Across the listing below, how many lines hold "units"? Reply with the number by itself.
-------- RECORDS FOR THE EXERCISE --------
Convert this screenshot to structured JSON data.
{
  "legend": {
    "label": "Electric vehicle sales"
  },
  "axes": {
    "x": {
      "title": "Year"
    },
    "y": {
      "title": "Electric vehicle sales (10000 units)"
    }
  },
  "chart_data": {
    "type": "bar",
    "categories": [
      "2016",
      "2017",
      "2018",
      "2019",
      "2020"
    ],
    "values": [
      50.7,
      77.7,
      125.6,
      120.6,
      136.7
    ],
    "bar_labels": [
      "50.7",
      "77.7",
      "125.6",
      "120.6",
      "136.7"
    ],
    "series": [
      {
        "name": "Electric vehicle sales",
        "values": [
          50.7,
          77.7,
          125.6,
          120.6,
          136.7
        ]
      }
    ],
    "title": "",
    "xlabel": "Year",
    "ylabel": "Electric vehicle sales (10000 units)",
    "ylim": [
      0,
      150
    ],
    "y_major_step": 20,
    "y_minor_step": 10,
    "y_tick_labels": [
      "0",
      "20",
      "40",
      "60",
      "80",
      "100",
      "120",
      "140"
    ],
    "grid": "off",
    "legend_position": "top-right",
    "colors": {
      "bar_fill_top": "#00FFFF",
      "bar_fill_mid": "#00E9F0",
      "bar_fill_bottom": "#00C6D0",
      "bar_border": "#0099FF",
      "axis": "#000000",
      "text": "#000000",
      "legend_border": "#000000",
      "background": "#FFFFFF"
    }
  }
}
--------
_RESULT_. 2